:: Exercise details ::
Identify, in the records below, every line where the string "CHIESA" appears, and copy each such line.

▬▬▬

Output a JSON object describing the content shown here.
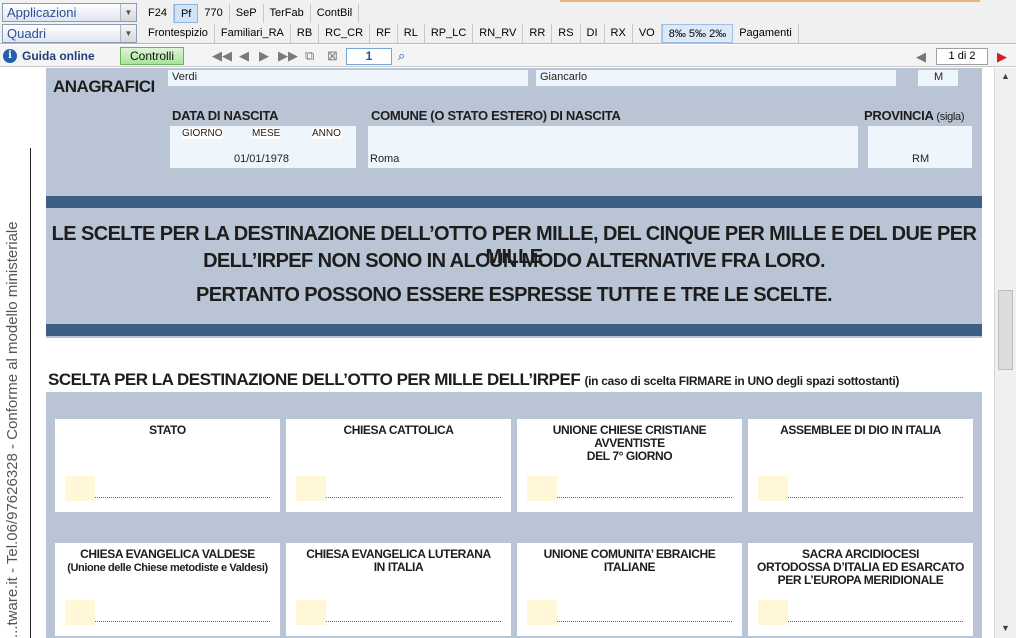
{
  "toolbar": {
    "apps_label": "Applicazioni",
    "quadri_label": "Quadri",
    "tabs_top": [
      {
        "label": "F24"
      },
      {
        "label": "Pf",
        "active": true
      },
      {
        "label": "770"
      },
      {
        "label": "SeP"
      },
      {
        "label": "TerFab"
      },
      {
        "label": "ContBil"
      }
    ],
    "tabs_bottom": [
      {
        "label": "Frontespizio"
      },
      {
        "label": "Familiari_RA"
      },
      {
        "label": "RB"
      },
      {
        "label": "RC_CR"
      },
      {
        "label": "RF"
      },
      {
        "label": "RL"
      },
      {
        "label": "RP_LC"
      },
      {
        "label": "RN_RV"
      },
      {
        "label": "RR"
      },
      {
        "label": "RS"
      },
      {
        "label": "DI"
      },
      {
        "label": "RX"
      },
      {
        "label": "VO"
      },
      {
        "label": "8‰ 5‰ 2‰",
        "shaded": true
      },
      {
        "label": "Pagamenti"
      }
    ]
  },
  "navbar": {
    "guida_label": "Guida online",
    "controlli_label": "Controlli",
    "page_input": "1",
    "page_count": "1 di 2"
  },
  "sidebar": {
    "vertical_text": "...tware.it - Tel.06/97626328 - Conforme al modello ministeriale"
  },
  "anagrafici": {
    "title": "ANAGRAFICI",
    "cognome": "Verdi",
    "nome": "Giancarlo",
    "sesso": "M",
    "data_nascita_label": "DATA DI NASCITA",
    "giorno_label": "GIORNO",
    "mese_label": "MESE",
    "anno_label": "ANNO",
    "data_nascita": "01/01/1978",
    "comune_label": "COMUNE (O STATO ESTERO) DI NASCITA",
    "comune": "Roma",
    "provincia_label": "PROVINCIA",
    "provincia_sigla": "(sigla)",
    "provincia": "RM"
  },
  "banner": {
    "line1": "LE SCELTE PER LA DESTINAZIONE DELL’OTTO PER MILLE, DEL CINQUE PER MILLE E DEL DUE PER MILLE",
    "line2": "DELL’IRPEF NON SONO IN ALCUN MODO ALTERNATIVE FRA LORO.",
    "line3": "PERTANTO POSSONO ESSERE ESPRESSE TUTTE E TRE LE SCELTE."
  },
  "scelta": {
    "title": "SCELTA PER LA DESTINAZIONE DELL’OTTO PER MILLE DELL’IRPEF",
    "subtitle": "(in caso di scelta FIRMARE in UNO degli spazi sottostanti)",
    "cards": [
      {
        "line1": "STATO",
        "line2": ""
      },
      {
        "line1": "CHIESA CATTOLICA",
        "line2": ""
      },
      {
        "line1": "UNIONE CHIESE CRISTIANE AVVENTISTE",
        "line2": "DEL 7° GIORNO"
      },
      {
        "line1": "ASSEMBLEE DI DIO IN ITALIA",
        "line2": ""
      },
      {
        "line1": "CHIESA EVANGELICA VALDESE",
        "line2": "(Unione delle Chiese metodiste e Valdesi)"
      },
      {
        "line1": "CHIESA EVANGELICA LUTERANA",
        "line2": "IN ITALIA"
      },
      {
        "line1": "UNIONE COMUNITA’ EBRAICHE",
        "line2": "ITALIANE"
      },
      {
        "line1": "SACRA ARCIDIOCESI",
        "line2": "ORTODOSSA D’ITALIA ED ESARCATO PER L’EUROPA MERIDIONALE"
      }
    ]
  }
}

▬▬▬

:: Solved exercise ::
        "line1": "CHIESA CATTOLICA",
        "line1": "CHIESA EVANGELICA VALDESE",
        "line1": "CHIESA EVANGELICA LUTERANA",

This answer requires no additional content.